Task requirements:
The answer should be a single number: how many lines of the entries below hold the word "Hugh".

::::

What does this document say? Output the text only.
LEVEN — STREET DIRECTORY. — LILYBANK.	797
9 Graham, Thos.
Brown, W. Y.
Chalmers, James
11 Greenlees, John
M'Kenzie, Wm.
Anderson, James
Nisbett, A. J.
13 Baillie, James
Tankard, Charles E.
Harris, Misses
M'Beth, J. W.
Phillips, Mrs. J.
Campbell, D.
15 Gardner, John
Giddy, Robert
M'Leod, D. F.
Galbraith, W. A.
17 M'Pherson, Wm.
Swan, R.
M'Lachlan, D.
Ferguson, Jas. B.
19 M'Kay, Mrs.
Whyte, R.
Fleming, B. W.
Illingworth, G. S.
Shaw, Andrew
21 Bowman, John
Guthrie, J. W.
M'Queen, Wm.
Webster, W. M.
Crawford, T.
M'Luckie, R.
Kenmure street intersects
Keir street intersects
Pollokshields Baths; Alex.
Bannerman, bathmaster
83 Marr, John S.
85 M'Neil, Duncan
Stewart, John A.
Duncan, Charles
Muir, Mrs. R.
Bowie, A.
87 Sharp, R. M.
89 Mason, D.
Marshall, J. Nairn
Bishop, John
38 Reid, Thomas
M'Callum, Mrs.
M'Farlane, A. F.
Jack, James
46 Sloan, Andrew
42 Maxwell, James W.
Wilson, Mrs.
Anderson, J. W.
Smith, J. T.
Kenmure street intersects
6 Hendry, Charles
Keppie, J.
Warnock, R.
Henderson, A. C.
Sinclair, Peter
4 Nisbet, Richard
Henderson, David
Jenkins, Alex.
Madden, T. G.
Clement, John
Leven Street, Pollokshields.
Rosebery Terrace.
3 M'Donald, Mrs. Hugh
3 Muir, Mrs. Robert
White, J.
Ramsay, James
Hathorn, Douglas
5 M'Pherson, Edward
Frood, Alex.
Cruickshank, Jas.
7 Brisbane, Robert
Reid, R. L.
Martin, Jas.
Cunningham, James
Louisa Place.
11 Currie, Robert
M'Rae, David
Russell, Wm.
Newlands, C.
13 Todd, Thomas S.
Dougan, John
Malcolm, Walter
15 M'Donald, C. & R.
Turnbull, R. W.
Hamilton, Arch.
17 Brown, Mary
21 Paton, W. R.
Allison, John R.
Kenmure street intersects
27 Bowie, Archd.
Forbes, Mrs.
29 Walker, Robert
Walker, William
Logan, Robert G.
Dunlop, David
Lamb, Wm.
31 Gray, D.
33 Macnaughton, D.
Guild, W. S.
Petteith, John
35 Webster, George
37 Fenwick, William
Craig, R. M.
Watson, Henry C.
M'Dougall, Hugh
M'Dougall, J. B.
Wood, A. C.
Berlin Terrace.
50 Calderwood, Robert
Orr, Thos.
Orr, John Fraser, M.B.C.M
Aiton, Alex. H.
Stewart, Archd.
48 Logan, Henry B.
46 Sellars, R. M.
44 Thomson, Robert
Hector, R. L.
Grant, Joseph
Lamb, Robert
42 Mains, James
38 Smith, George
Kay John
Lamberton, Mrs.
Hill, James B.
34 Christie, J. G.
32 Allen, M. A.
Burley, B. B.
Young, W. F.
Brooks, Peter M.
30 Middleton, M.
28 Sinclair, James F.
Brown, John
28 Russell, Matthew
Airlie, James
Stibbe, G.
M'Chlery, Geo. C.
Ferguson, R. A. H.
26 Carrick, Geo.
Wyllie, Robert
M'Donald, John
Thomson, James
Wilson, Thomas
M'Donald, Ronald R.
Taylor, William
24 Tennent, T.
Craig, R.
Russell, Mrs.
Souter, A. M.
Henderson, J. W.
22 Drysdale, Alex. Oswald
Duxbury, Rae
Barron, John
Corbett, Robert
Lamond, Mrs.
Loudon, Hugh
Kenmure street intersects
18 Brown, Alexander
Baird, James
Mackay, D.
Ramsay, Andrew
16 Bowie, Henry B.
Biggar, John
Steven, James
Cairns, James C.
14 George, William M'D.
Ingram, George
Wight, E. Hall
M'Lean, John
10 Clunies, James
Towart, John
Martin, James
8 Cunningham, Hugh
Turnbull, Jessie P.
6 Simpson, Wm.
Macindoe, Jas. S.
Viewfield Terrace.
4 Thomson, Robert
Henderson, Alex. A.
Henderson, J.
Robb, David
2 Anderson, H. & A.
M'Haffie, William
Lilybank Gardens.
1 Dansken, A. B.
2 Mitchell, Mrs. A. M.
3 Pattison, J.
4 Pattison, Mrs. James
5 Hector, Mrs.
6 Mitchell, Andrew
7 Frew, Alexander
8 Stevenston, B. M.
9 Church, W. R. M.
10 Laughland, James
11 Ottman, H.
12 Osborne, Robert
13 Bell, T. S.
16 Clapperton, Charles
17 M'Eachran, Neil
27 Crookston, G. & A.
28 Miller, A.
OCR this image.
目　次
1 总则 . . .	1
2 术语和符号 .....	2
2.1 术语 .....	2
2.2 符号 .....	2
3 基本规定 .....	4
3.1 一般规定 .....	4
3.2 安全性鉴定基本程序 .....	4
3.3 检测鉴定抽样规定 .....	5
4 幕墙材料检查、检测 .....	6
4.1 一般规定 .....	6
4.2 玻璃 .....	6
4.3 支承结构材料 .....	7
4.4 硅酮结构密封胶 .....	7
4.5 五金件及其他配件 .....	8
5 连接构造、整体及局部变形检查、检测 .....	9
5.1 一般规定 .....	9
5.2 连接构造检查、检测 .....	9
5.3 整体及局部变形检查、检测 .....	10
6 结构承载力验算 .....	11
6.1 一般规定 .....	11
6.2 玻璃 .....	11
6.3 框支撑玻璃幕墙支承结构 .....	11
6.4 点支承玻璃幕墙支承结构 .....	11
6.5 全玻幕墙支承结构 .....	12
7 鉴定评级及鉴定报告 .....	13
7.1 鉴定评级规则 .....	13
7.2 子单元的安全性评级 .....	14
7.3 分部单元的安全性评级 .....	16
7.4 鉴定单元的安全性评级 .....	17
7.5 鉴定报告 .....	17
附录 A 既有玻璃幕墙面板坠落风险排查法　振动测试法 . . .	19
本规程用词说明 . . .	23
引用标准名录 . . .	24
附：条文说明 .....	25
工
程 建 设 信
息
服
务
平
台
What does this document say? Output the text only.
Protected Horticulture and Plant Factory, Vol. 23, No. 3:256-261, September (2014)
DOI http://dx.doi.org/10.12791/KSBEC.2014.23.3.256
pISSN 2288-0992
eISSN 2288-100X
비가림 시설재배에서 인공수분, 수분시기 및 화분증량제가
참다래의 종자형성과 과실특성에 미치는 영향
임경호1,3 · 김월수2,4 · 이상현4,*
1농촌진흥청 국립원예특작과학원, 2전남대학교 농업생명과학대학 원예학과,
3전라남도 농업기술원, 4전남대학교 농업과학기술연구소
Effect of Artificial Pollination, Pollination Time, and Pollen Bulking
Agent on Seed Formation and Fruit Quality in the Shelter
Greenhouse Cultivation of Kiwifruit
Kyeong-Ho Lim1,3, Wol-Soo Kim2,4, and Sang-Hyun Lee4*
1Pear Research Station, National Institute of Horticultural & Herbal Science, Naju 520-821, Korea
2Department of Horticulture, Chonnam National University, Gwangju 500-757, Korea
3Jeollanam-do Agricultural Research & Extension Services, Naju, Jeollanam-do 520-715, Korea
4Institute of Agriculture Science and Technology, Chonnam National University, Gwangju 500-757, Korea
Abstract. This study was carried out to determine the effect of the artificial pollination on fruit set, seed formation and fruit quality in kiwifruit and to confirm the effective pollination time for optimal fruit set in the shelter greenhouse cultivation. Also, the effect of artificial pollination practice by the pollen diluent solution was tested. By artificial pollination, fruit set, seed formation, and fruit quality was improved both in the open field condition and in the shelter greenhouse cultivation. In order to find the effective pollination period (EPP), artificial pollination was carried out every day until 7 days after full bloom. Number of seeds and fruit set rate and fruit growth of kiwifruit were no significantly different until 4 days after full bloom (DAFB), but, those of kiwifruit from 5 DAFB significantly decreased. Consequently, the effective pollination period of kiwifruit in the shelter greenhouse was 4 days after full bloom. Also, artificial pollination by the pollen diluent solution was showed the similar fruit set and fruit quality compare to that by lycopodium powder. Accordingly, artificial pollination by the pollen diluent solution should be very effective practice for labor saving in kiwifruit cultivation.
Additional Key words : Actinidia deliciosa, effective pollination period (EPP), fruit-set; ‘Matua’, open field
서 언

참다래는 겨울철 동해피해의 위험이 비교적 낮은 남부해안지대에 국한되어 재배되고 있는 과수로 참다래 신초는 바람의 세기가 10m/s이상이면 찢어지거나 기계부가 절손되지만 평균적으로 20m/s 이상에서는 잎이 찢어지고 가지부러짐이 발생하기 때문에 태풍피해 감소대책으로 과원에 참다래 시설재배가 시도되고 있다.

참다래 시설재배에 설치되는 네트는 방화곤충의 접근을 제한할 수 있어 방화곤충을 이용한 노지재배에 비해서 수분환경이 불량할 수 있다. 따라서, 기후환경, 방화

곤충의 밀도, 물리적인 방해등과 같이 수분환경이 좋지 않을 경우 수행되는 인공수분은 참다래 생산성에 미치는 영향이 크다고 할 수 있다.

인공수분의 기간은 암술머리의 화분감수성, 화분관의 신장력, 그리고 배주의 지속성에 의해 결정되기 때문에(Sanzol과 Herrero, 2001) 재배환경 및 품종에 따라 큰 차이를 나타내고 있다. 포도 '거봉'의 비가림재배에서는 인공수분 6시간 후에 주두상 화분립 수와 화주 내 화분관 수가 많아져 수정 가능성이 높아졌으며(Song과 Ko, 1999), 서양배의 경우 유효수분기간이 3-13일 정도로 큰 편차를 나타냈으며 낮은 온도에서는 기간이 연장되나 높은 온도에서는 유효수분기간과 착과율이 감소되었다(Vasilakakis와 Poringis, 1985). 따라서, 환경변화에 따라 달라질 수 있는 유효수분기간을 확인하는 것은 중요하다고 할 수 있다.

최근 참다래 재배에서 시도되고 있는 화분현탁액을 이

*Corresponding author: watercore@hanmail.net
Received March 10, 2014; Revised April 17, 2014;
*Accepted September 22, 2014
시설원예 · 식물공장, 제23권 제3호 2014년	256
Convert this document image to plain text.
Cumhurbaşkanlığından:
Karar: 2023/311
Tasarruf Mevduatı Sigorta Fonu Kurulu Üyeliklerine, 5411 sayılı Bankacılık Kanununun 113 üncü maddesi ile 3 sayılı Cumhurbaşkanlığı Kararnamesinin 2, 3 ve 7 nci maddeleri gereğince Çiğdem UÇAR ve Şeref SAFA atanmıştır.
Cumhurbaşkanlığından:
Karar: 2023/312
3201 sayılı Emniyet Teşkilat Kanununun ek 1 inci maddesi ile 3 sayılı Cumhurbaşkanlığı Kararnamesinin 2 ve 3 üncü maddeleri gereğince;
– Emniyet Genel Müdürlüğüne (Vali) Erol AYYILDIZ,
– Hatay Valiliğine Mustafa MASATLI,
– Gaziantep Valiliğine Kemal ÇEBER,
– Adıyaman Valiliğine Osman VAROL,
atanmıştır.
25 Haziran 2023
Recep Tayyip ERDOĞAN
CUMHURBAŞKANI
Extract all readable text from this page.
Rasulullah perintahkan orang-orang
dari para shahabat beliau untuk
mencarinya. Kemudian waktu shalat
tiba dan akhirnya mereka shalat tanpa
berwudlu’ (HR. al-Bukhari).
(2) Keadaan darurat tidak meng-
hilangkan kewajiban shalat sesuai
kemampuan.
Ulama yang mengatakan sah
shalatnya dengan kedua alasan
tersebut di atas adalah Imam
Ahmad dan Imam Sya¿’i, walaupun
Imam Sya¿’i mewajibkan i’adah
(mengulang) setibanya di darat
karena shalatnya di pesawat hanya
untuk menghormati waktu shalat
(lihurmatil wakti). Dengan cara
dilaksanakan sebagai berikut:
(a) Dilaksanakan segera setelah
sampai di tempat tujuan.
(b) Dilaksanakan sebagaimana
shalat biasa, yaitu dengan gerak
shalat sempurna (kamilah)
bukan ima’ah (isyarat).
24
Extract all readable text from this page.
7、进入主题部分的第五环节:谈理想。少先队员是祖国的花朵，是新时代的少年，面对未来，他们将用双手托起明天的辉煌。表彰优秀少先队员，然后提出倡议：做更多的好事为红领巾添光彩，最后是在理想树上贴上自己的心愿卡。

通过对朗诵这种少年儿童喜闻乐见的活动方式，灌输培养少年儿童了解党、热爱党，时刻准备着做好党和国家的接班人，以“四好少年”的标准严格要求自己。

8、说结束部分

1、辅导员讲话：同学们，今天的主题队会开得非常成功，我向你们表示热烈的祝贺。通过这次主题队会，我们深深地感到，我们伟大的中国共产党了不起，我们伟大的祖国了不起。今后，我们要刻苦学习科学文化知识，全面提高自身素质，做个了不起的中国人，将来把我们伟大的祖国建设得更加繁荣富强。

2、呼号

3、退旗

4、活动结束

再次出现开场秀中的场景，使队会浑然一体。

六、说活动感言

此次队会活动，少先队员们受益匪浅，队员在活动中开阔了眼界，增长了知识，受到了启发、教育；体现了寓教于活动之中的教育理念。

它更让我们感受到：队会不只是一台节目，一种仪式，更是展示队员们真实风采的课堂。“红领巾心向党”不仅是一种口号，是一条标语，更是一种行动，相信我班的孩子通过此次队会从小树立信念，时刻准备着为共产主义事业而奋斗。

::::

Answer for the task:
4